**PROBLEM TO SOLVE:** Gather all lines containing the string "screenshot" and copy them out.

**RECORDS SUPPLIED:**
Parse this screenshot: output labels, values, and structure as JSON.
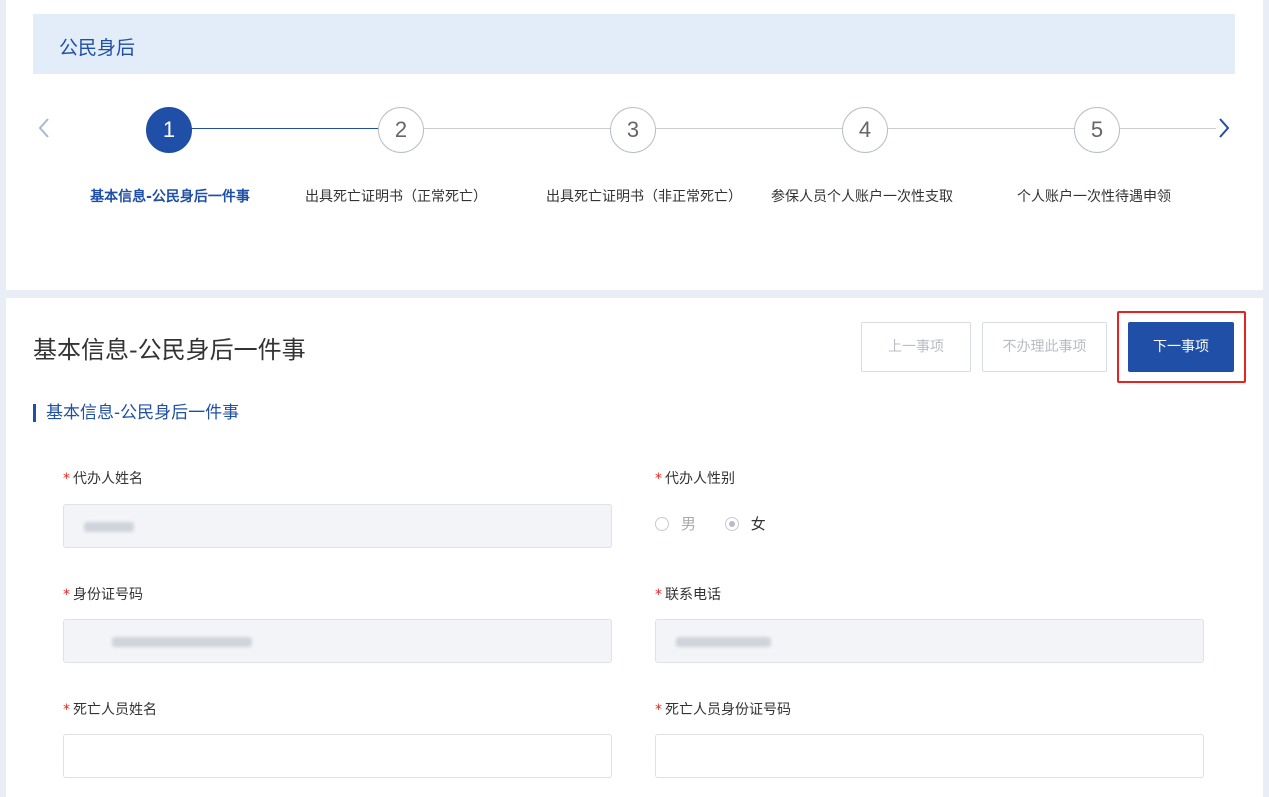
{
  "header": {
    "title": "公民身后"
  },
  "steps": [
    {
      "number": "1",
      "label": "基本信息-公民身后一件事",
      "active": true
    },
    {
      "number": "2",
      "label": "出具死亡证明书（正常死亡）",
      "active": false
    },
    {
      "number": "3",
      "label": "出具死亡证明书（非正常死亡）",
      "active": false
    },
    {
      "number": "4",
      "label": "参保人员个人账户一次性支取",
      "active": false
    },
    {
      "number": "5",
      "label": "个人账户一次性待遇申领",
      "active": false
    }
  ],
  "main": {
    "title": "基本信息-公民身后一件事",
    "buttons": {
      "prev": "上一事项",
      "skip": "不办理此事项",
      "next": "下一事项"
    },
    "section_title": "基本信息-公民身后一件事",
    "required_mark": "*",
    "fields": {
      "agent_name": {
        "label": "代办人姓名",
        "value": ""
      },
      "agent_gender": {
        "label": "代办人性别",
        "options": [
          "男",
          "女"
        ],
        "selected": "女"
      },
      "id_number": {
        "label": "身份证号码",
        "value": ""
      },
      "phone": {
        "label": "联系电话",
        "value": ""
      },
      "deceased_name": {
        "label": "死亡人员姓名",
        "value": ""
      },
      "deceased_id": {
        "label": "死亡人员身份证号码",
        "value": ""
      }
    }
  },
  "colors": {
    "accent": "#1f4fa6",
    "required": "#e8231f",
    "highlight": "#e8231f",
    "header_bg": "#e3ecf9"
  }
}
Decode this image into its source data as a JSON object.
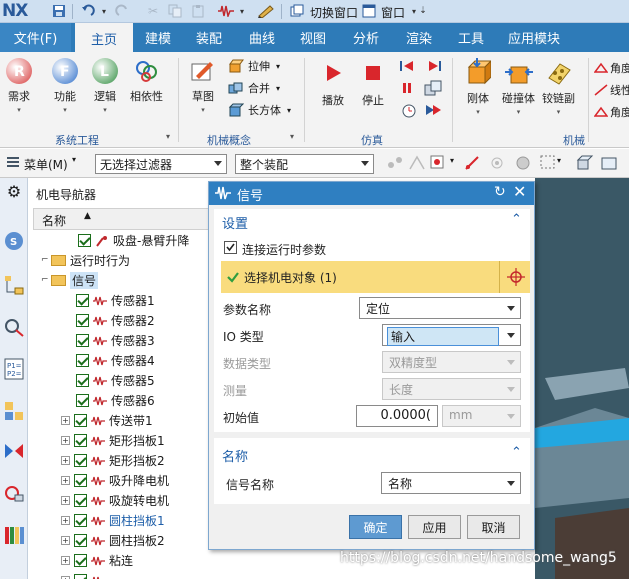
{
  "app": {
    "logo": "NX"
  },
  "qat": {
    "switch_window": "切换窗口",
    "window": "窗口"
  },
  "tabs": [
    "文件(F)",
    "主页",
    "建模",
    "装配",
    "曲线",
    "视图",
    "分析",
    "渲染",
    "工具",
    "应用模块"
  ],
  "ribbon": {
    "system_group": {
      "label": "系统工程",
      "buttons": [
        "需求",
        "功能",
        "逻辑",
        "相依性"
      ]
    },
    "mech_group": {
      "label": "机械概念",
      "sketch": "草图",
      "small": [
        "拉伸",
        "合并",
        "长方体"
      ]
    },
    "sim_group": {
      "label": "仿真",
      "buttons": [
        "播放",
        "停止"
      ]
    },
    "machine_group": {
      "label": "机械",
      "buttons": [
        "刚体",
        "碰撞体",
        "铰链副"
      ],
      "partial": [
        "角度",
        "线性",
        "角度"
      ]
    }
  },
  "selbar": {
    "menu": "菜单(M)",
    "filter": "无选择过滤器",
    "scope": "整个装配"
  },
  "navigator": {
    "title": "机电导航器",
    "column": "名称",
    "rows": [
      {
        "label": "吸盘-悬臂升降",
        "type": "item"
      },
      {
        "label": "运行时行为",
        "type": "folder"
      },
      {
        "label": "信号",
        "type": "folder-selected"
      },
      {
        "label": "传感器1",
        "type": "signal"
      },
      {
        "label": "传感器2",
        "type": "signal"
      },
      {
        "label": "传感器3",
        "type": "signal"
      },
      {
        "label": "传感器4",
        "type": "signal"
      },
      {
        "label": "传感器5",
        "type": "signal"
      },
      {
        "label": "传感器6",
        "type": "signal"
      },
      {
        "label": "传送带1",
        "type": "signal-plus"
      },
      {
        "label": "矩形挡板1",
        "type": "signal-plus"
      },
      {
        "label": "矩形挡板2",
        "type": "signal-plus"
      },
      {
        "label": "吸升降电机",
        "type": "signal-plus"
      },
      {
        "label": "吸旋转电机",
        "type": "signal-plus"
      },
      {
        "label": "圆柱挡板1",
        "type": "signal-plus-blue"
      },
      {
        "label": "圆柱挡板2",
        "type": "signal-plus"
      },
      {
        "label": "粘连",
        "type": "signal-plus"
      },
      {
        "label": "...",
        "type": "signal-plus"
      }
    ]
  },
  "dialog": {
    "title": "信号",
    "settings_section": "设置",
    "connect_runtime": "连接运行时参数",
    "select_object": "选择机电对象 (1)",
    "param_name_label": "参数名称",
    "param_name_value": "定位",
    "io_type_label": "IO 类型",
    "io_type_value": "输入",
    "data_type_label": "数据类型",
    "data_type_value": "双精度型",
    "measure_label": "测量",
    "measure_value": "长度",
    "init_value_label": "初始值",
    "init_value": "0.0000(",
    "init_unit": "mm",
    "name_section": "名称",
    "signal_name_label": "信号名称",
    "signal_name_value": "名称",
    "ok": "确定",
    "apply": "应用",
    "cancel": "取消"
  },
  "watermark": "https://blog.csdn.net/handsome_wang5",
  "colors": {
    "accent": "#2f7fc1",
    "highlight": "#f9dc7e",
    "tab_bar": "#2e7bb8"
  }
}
...
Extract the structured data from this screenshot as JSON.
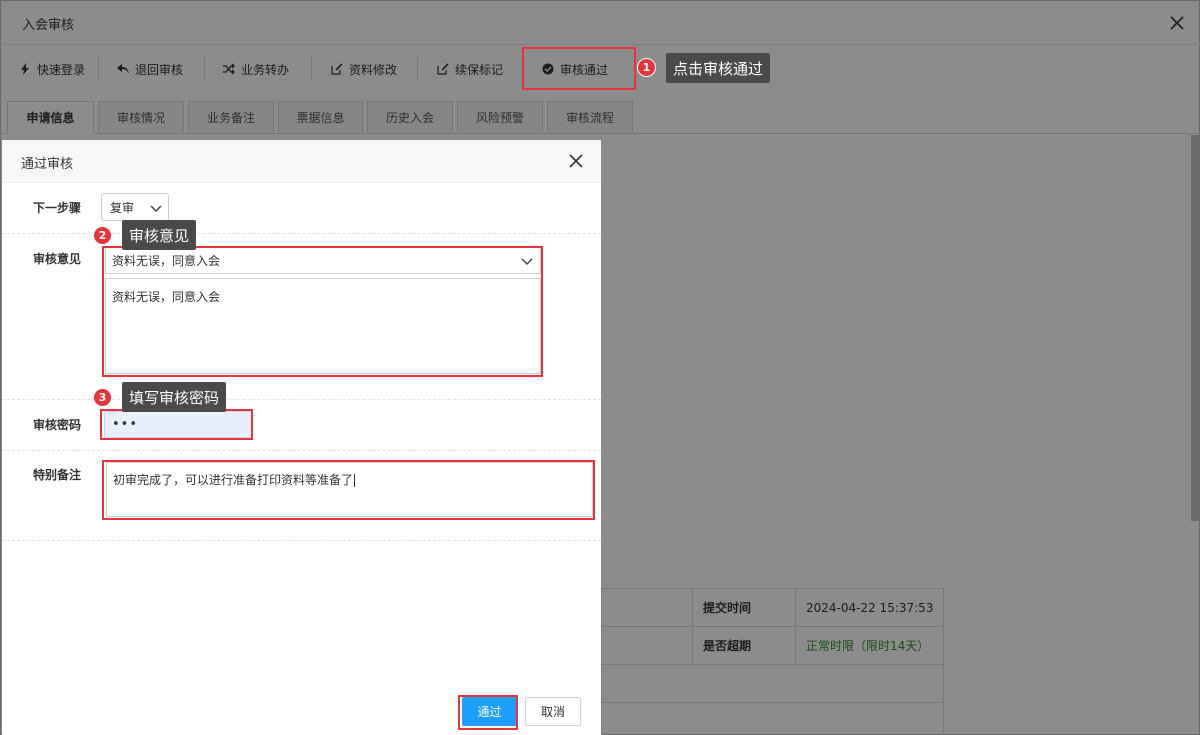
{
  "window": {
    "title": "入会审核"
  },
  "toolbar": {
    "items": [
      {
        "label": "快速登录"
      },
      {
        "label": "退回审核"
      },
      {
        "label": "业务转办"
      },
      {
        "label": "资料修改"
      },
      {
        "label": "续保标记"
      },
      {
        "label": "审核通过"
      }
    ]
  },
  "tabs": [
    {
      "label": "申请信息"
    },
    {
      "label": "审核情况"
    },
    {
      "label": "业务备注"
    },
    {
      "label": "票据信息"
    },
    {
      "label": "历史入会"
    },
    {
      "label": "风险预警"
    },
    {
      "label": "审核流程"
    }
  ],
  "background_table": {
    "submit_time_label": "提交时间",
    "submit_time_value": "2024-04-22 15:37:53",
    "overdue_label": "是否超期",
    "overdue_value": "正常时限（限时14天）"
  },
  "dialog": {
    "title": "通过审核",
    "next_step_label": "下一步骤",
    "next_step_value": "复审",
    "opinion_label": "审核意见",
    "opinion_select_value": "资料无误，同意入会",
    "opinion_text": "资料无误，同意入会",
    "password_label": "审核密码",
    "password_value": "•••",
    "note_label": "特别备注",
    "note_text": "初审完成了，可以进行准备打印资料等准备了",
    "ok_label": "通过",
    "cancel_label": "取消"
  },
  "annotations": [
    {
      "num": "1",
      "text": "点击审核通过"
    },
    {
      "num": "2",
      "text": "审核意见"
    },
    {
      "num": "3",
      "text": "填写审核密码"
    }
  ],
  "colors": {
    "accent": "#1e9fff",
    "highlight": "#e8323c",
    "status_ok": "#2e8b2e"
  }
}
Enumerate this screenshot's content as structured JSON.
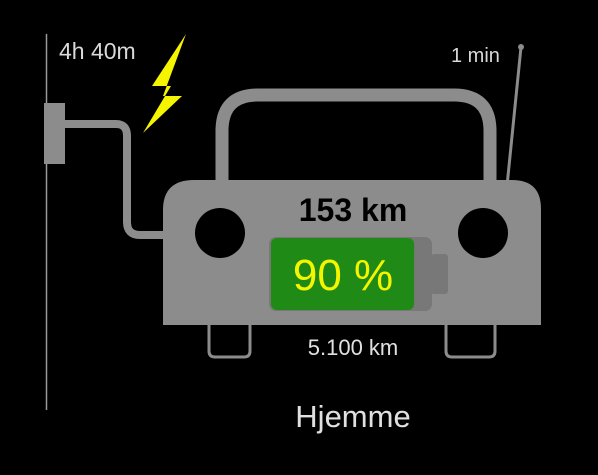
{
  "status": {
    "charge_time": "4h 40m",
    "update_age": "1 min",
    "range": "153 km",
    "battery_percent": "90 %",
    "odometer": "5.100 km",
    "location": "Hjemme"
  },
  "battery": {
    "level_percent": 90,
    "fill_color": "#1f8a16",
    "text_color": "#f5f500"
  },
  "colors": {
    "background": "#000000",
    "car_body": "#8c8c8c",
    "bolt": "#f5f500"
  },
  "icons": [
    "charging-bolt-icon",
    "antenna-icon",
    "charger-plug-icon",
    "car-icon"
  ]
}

**ANSWER TO THE TASK:**
Parse this screenshot: output labels, values, and structure as JSON.
Extract the structured data from this screenshot as JSON.
Enumerate this screenshot's content as structured JSON.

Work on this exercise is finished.